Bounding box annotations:
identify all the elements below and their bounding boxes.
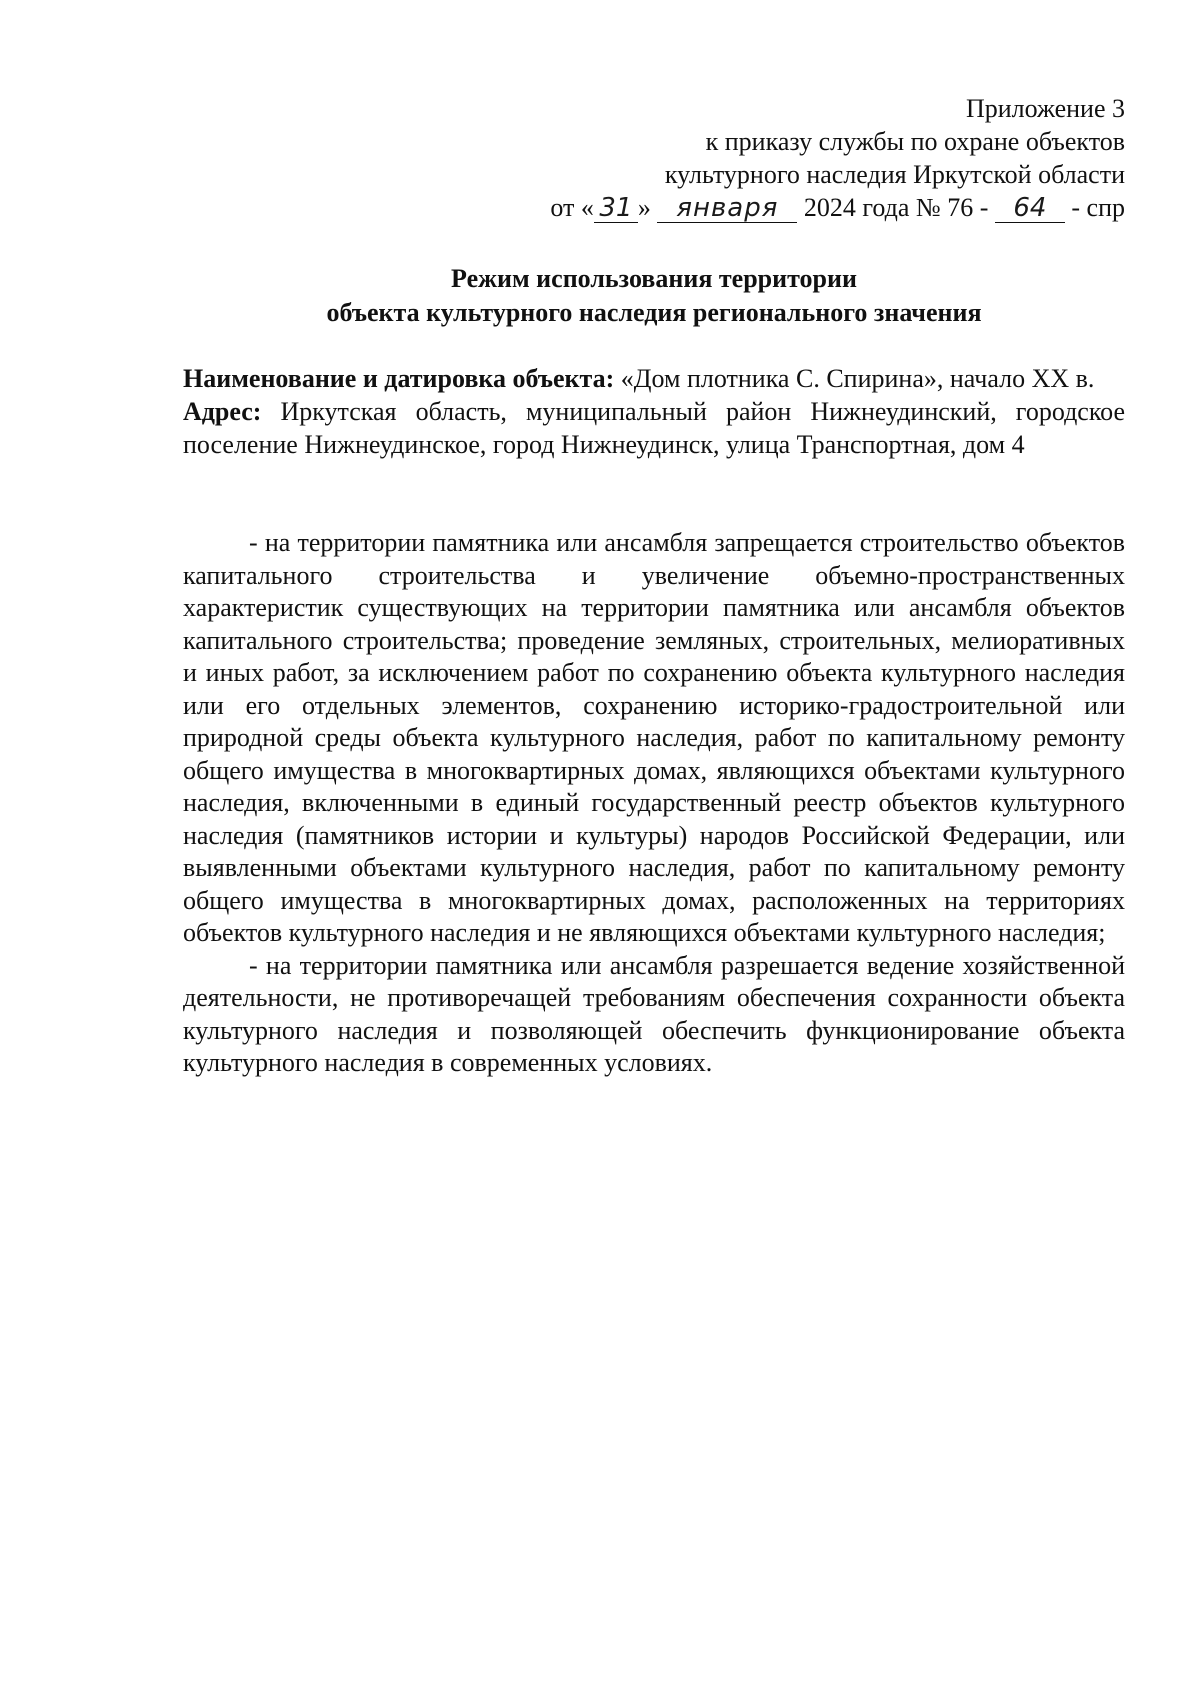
date-close-quote: »: [637, 193, 651, 222]
date-prefix: от «: [550, 193, 594, 222]
usage-rules: [183, 527, 1125, 1080]
rule-permissions: - на территории памятника или ансамбля разрешается ведение хозяйственной деятельности, не противоречащей требованиям обеспечения сохранности объекта культурного наследия и позволяющей обеспечить функционирование объекта культурного наследия в современных условиях.: [183, 950, 1125, 1077]
appendix-title: Приложение 3: [965, 94, 1125, 123]
title-line-2: объекта культурного наследия регионального значения: [326, 298, 982, 327]
document-title: [183, 262, 1125, 330]
object-address-paragraph: [183, 395, 1125, 461]
object-info: [183, 362, 1125, 461]
object-address-label: Адрес:: [183, 397, 262, 426]
appendix-header: [550, 92, 1125, 224]
appendix-authority: культурного наследия Иркутской области: [664, 160, 1125, 189]
appendix-order-ref: к приказу службы по охране объектов: [705, 127, 1125, 156]
title-line-1: Режим использования территории: [451, 264, 857, 293]
object-name-value: «Дом плотника С. Спирина», начало XX в.: [620, 364, 1095, 393]
year-and-number-prefix: 2024 года № 76 -: [803, 193, 989, 222]
object-name-label: Наименование и датировка объекта:: [183, 364, 615, 393]
object-address-value: Иркутская область, муниципальный район Нижнеудинский, городское поселение Нижнеудинское, город Нижнеудинск, улица Транспортная, дом 4: [183, 397, 1126, 459]
appendix-date-line: [550, 191, 1125, 224]
handwritten-order-number: 64: [995, 194, 1065, 223]
handwritten-month: января: [657, 194, 797, 223]
handwritten-day: 31: [594, 194, 638, 223]
object-name-paragraph: [183, 362, 1125, 395]
order-suffix: - спр: [1071, 193, 1125, 222]
rule-prohibitions: - на территории памятника или ансамбля запрещается строительство объектов капитального строительства и увеличение объемно-пространственных характеристик существующих на территории памятника или ансамбля объектов капитального строительства; проведение земляных, строительных, мелиоративных и иных работ, за исключением работ по сохранению объекта культурного наследия или его отдельных элементов, сохранению историко-градостроительной или природной среды объекта культурного наследия, работ по капитальному ремонту общего имущества в многоквартирных домах, являющихся объектами культурного наследия, включенными в единый государственный реестр объектов культурного наследия (памятников истории и культуры) народов Российской Федерации, или выявленными объектами культурного наследия, работ по капитальному ремонту общего имущества в многоквартирных домах, расположенных на территориях объектов культурного наследия и не являющихся объектами культурного наследия;: [183, 528, 1125, 947]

● Your goal
Output the listing lines from the one containing "193, 651, 222]" through the one containing "object-name-paragraph: [183, 362, 1125, 395]", both included, as a JSON list of strings with one string per line and blank lines left out.

● Answer for this exercise
[
  "date-close-quote: »: [637, 193, 651, 222]",
  "date-prefix: от «: [550, 193, 594, 222]",
  "usage-rules: [183, 527, 1125, 1080]",
  "rule-permissions: - на территории памятника или ансамбля разрешается ведение хозяйственной деятельности, не противоречащей требованиям обеспечения сохранности объекта культурного наследия и позволяющей обеспечить функционирование объекта культурного наследия в современных условиях.: [183, 950, 1125, 1077]",
  "appendix-title: Приложение 3: [965, 94, 1125, 123]",
  "title-line-2: объекта культурного наследия регионального значения: [326, 298, 982, 327]",
  "document-title: [183, 262, 1125, 330]",
  "object-address-paragraph: [183, 395, 1125, 461]",
  "object-info: [183, 362, 1125, 461]",
  "object-address-label: Адрес:: [183, 397, 262, 426]",
  "appendix-header: [550, 92, 1125, 224]",
  "appendix-authority: культурного наследия Иркутской области: [664, 160, 1125, 189]",
  "appendix-order-ref: к приказу службы по охране объектов: [705, 127, 1125, 156]",
  "title-line-1: Режим использования территории: [451, 264, 857, 293]",
  "object-name-value: «Дом плотника С. Спирина», начало XX в.: [620, 364, 1095, 393]",
  "year-and-number-prefix: 2024 года № 76 -: [803, 193, 989, 222]",
  "object-name-label: Наименование и датировка объекта:: [183, 364, 615, 393]",
  "object-address-value: Иркутская область, муниципальный район Нижнеудинский, городское поселение Нижнеудинское, город Нижнеудинск, улица Транспортная, дом 4: [183, 397, 1126, 459]",
  "appendix-date-line: [550, 191, 1125, 224]",
  "handwritten-order-number: 64: [995, 194, 1065, 223]",
  "handwritten-month: января: [657, 194, 797, 223]",
  "handwritten-day: 31: [594, 194, 638, 223]",
  "object-name-paragraph: [183, 362, 1125, 395]"
]